(Figure dataset records)
=======

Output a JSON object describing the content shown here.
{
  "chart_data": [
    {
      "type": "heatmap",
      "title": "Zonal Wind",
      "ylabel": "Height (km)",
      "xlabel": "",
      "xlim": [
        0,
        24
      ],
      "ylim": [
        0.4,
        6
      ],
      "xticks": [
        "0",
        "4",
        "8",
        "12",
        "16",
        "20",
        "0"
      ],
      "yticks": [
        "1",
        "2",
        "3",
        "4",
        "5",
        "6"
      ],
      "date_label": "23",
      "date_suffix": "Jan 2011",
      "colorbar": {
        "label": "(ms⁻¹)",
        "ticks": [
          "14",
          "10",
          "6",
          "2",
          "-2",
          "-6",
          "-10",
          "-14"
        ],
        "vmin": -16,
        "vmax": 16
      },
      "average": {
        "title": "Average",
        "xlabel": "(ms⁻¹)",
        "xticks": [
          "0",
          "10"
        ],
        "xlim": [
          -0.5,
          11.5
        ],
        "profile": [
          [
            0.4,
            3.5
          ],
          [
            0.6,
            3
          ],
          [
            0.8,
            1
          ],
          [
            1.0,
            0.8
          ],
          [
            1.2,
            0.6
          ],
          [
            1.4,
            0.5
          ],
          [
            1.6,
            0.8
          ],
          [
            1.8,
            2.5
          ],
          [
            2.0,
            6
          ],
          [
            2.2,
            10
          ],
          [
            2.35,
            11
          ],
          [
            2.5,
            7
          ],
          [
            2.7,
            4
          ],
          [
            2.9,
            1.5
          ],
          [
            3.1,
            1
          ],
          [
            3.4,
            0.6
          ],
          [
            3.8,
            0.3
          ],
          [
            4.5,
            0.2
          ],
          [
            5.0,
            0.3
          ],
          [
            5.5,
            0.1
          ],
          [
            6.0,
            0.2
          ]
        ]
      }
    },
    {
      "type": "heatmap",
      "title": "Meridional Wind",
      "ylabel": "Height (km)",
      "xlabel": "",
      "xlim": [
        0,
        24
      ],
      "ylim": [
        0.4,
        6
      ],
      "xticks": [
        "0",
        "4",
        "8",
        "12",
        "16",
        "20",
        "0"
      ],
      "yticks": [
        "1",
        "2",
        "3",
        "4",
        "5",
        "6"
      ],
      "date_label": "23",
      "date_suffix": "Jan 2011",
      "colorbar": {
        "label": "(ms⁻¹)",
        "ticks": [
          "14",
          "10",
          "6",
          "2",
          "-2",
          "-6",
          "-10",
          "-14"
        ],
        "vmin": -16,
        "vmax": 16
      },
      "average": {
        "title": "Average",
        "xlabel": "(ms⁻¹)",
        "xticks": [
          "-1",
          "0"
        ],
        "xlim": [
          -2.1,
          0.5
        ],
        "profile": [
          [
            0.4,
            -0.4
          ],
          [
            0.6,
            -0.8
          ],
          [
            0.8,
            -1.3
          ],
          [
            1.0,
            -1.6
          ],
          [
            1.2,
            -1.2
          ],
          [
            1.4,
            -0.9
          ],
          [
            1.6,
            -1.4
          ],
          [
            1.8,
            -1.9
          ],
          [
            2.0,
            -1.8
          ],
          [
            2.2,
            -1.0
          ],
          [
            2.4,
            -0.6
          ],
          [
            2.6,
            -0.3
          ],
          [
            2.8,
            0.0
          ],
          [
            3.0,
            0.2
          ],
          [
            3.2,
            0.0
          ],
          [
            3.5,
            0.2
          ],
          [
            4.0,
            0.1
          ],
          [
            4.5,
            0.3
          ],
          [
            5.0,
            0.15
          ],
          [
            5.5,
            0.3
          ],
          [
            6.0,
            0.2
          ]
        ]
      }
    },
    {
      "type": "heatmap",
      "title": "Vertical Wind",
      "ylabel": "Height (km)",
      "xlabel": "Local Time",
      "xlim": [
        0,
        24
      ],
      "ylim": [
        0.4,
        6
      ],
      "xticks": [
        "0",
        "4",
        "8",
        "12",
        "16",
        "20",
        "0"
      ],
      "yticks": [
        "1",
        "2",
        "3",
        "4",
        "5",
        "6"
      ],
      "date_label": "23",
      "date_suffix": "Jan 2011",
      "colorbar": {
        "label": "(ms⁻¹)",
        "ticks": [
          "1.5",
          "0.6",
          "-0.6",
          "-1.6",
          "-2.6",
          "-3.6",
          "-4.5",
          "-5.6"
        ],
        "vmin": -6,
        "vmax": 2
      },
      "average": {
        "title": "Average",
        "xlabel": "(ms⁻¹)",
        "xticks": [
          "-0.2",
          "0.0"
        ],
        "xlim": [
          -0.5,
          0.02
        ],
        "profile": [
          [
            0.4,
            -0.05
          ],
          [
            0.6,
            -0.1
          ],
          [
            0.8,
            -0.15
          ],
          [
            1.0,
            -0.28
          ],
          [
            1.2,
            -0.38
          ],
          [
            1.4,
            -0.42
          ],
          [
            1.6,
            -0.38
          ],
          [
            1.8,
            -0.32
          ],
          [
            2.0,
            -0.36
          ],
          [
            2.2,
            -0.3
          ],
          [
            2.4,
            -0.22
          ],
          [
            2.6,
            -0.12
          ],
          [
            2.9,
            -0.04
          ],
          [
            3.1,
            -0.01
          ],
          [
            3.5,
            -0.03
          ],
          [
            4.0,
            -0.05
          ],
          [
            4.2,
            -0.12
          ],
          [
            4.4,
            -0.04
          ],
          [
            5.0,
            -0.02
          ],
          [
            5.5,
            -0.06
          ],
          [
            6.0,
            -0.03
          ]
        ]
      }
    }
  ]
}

=======

## WHAT THE EXERCISE ASKS
Reproduce the data, keeping every line exactly the same.

## EXERCISE SOLUTION
Output a JSON object describing the content shown here.
{
  "chart_data": [
    {
      "type": "heatmap",
      "title": "Zonal Wind",
      "ylabel": "Height (km)",
      "xlabel": "",
      "xlim": [
        0,
        24
      ],
      "ylim": [
        0.4,
        6
      ],
      "xticks": [
        "0",
        "4",
        "8",
        "12",
        "16",
        "20",
        "0"
      ],
      "yticks": [
        "1",
        "2",
        "3",
        "4",
        "5",
        "6"
      ],
      "date_label": "23",
      "date_suffix": "Jan 2011",
      "colorbar": {
        "label": "(ms⁻¹)",
        "ticks": [
          "14",
          "10",
          "6",
          "2",
          "-2",
          "-6",
          "-10",
          "-14"
        ],
        "vmin": -16,
        "vmax": 16
      },
      "average": {
        "title": "Average",
        "xlabel": "(ms⁻¹)",
        "xticks": [
          "0",
          "10"
        ],
        "xlim": [
          -0.5,
          11.5
        ],
        "profile": [
          [
            0.4,
            3.5
          ],
          [
            0.6,
            3
          ],
          [
            0.8,
            1
          ],
          [
            1.0,
            0.8
          ],
          [
            1.2,
            0.6
          ],
          [
            1.4,
            0.5
          ],
          [
            1.6,
            0.8
          ],
          [
            1.8,
            2.5
          ],
          [
            2.0,
            6
          ],
          [
            2.2,
            10
          ],
          [
            2.35,
            11
          ],
          [
            2.5,
            7
          ],
          [
            2.7,
            4
          ],
          [
            2.9,
            1.5
          ],
          [
            3.1,
            1
          ],
          [
            3.4,
            0.6
          ],
          [
            3.8,
            0.3
          ],
          [
            4.5,
            0.2
          ],
          [
            5.0,
            0.3
          ],
          [
            5.5,
            0.1
          ],
          [
            6.0,
            0.2
          ]
        ]
      }
    },
    {
      "type": "heatmap",
      "title": "Meridional Wind",
      "ylabel": "Height (km)",
      "xlabel": "",
      "xlim": [
        0,
        24
      ],
      "ylim": [
        0.4,
        6
      ],
      "xticks": [
        "0",
        "4",
        "8",
        "12",
        "16",
        "20",
        "0"
      ],
      "yticks": [
        "1",
        "2",
        "3",
        "4",
        "5",
        "6"
      ],
      "date_label": "23",
      "date_suffix": "Jan 2011",
      "colorbar": {
        "label": "(ms⁻¹)",
        "ticks": [
          "14",
          "10",
          "6",
          "2",
          "-2",
          "-6",
          "-10",
          "-14"
        ],
        "vmin": -16,
        "vmax": 16
      },
      "average": {
        "title": "Average",
        "xlabel": "(ms⁻¹)",
        "xticks": [
          "-1",
          "0"
        ],
        "xlim": [
          -2.1,
          0.5
        ],
        "profile": [
          [
            0.4,
            -0.4
          ],
          [
            0.6,
            -0.8
          ],
          [
            0.8,
            -1.3
          ],
          [
            1.0,
            -1.6
          ],
          [
            1.2,
            -1.2
          ],
          [
            1.4,
            -0.9
          ],
          [
            1.6,
            -1.4
          ],
          [
            1.8,
            -1.9
          ],
          [
            2.0,
            -1.8
          ],
          [
            2.2,
            -1.0
          ],
          [
            2.4,
            -0.6
          ],
          [
            2.6,
            -0.3
          ],
          [
            2.8,
            0.0
          ],
          [
            3.0,
            0.2
          ],
          [
            3.2,
            0.0
          ],
          [
            3.5,
            0.2
          ],
          [
            4.0,
            0.1
          ],
          [
            4.5,
            0.3
          ],
          [
            5.0,
            0.15
          ],
          [
            5.5,
            0.3
          ],
          [
            6.0,
            0.2
          ]
        ]
      }
    },
    {
      "type": "heatmap",
      "title": "Vertical Wind",
      "ylabel": "Height (km)",
      "xlabel": "Local Time",
      "xlim": [
        0,
        24
      ],
      "ylim": [
        0.4,
        6
      ],
      "xticks": [
        "0",
        "4",
        "8",
        "12",
        "16",
        "20",
        "0"
      ],
      "yticks": [
        "1",
        "2",
        "3",
        "4",
        "5",
        "6"
      ],
      "date_label": "23",
      "date_suffix": "Jan 2011",
      "colorbar": {
        "label": "(ms⁻¹)",
        "ticks": [
          "1.5",
          "0.6",
          "-0.6",
          "-1.6",
          "-2.6",
          "-3.6",
          "-4.5",
          "-5.6"
        ],
        "vmin": -6,
        "vmax": 2
      },
      "average": {
        "title": "Average",
        "xlabel": "(ms⁻¹)",
        "xticks": [
          "-0.2",
          "0.0"
        ],
        "xlim": [
          -0.5,
          0.02
        ],
        "profile": [
          [
            0.4,
            -0.05
          ],
          [
            0.6,
            -0.1
          ],
          [
            0.8,
            -0.15
          ],
          [
            1.0,
            -0.28
          ],
          [
            1.2,
            -0.38
          ],
          [
            1.4,
            -0.42
          ],
          [
            1.6,
            -0.38
          ],
          [
            1.8,
            -0.32
          ],
          [
            2.0,
            -0.36
          ],
          [
            2.2,
            -0.3
          ],
          [
            2.4,
            -0.22
          ],
          [
            2.6,
            -0.12
          ],
          [
            2.9,
            -0.04
          ],
          [
            3.1,
            -0.01
          ],
          [
            3.5,
            -0.03
          ],
          [
            4.0,
            -0.05
          ],
          [
            4.2,
            -0.12
          ],
          [
            4.4,
            -0.04
          ],
          [
            5.0,
            -0.02
          ],
          [
            5.5,
            -0.06
          ],
          [
            6.0,
            -0.03
          ]
        ]
      }
    }
  ]
}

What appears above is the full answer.